## MATERIAL FOR THIS TASK
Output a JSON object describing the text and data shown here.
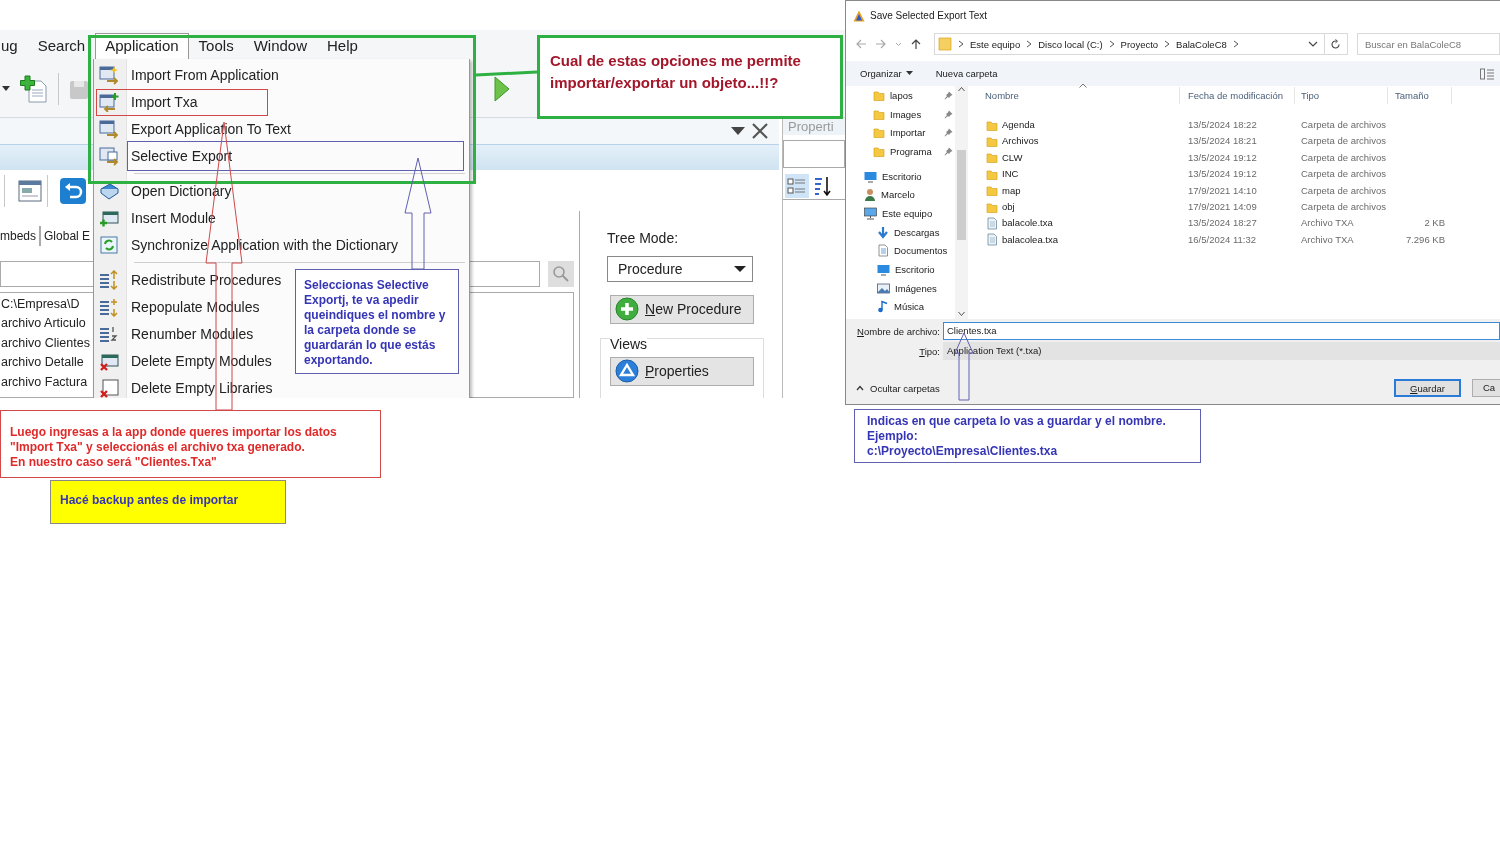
{
  "ide": {
    "menu_bar": [
      {
        "label": "ug",
        "selected": false
      },
      {
        "label": "Search",
        "selected": false
      },
      {
        "label": "Application",
        "selected": true
      },
      {
        "label": "Tools",
        "selected": false
      },
      {
        "label": "Window",
        "selected": false
      },
      {
        "label": "Help",
        "selected": false
      }
    ],
    "application_menu": {
      "groups": [
        [
          "Import From Application",
          "Import Txa",
          "Export Application To Text",
          "Selective Export"
        ],
        [
          "Open Dictionary",
          "Insert Module",
          "Synchronize Application with the Dictionary"
        ],
        [
          "Redistribute Procedures",
          "Repopulate Modules",
          "Renumber Modules",
          "Delete Empty Modules",
          "Delete Empty Libraries"
        ]
      ]
    },
    "tabs": [
      {
        "label": "mbeds",
        "selected": false
      },
      {
        "label": "Global E",
        "selected": false
      }
    ],
    "tree_items": [
      "C:\\Empresa\\D",
      "archivo Articulo",
      "archivo Clientes",
      "archivo Detalle",
      "archivo Factura"
    ],
    "tree_mode": {
      "label": "Tree Mode:",
      "value": "Procedure"
    },
    "new_procedure_button": "New Procedure",
    "views": {
      "label": "Views",
      "properties_button": "Properties"
    },
    "properties_panel": {
      "title": "Properti"
    }
  },
  "dialog": {
    "title": "Save Selected Export Text",
    "breadcrumb": [
      "Este equipo",
      "Disco local (C:)",
      "Proyecto",
      "BalaColeC8"
    ],
    "search": {
      "placeholder": "Buscar en BalaColeC8"
    },
    "toolbar": {
      "organize": "Organizar",
      "new_folder": "Nueva carpeta"
    },
    "nav_items": [
      {
        "label": "lapos",
        "kind": "folder",
        "pinned": true
      },
      {
        "label": "Images",
        "kind": "folder",
        "pinned": true
      },
      {
        "label": "Importar",
        "kind": "folder",
        "pinned": true
      },
      {
        "label": "Programa",
        "kind": "folder",
        "pinned": true
      },
      {
        "label": "Escritorio",
        "kind": "desktop",
        "pinned": false
      },
      {
        "label": "Marcelo",
        "kind": "user",
        "pinned": false
      },
      {
        "label": "Este equipo",
        "kind": "computer",
        "pinned": false,
        "children": [
          {
            "label": "Descargas",
            "kind": "download",
            "pinned": false
          },
          {
            "label": "Documentos",
            "kind": "document",
            "pinned": false
          },
          {
            "label": "Escritorio",
            "kind": "desktop",
            "pinned": false
          },
          {
            "label": "Imágenes",
            "kind": "picture",
            "pinned": false
          },
          {
            "label": "Música",
            "kind": "music",
            "pinned": false
          }
        ]
      }
    ],
    "columns": [
      "Nombre",
      "Fecha de modificación",
      "Tipo",
      "Tamaño"
    ],
    "rows": [
      {
        "kind": "folder",
        "name": "Agenda",
        "modified": "13/5/2024 18:22",
        "type": "Carpeta de archivos"
      },
      {
        "kind": "folder",
        "name": "Archivos",
        "modified": "13/5/2024 18:21",
        "type": "Carpeta de archivos"
      },
      {
        "kind": "folder",
        "name": "CLW",
        "modified": "13/5/2024 19:12",
        "type": "Carpeta de archivos"
      },
      {
        "kind": "folder",
        "name": "INC",
        "modified": "13/5/2024 19:12",
        "type": "Carpeta de archivos"
      },
      {
        "kind": "folder",
        "name": "map",
        "modified": "17/9/2021 14:10",
        "type": "Carpeta de archivos"
      },
      {
        "kind": "folder",
        "name": "obj",
        "modified": "17/9/2021 14:09",
        "type": "Carpeta de archivos"
      },
      {
        "kind": "file",
        "name": "balacole.txa",
        "modified": "13/5/2024 18:27",
        "type": "Archivo TXA",
        "size": "2 KB"
      },
      {
        "kind": "file",
        "name": "balacolea.txa",
        "modified": "16/5/2024 11:32",
        "type": "Archivo TXA",
        "size": "7.296 KB"
      }
    ],
    "file_name": {
      "label": "Nombre de archivo:",
      "value": "Clientes.txa"
    },
    "file_type": {
      "label": "Tipo:",
      "value": "Application Text (*.txa)"
    },
    "hide_folders": "Ocultar carpetas",
    "buttons": [
      "Guardar",
      "Ca"
    ]
  },
  "annotations": {
    "question": {
      "lines": [
        "Cual de estas opciones me permite",
        "importar/exportar un objeto...!!?"
      ]
    },
    "export_note": {
      "lines": [
        "Seleccionas Selective",
        "Exportj, te va apedir",
        "queindiques el nombre y",
        "la carpeta donde se",
        "guardarán lo que estás",
        "exportando."
      ]
    },
    "import_note": {
      "lines": [
        "Luego ingresas a la app donde queres importar los datos",
        "\"Import Txa\" y seleccionás el archivo txa generado.",
        "En nuestro caso será  \"Clientes.Txa\""
      ]
    },
    "backup_note": {
      "lines": [
        "Hacé backup antes de importar"
      ]
    },
    "filename_note": {
      "lines": [
        "Indicas en que carpeta lo vas a guardar y el nombre.",
        "Ejemplo:",
        "c:\\Proyecto\\Empresa\\Clientes.txa"
      ]
    }
  }
}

## EXERCISE DESCRIPTION
Each line that mentions the string "donde" must be copied from the listing.

## EXPECTED ANSWER
        "la carpeta donde se",
        "Luego ingresas a la app donde queres importar los datos",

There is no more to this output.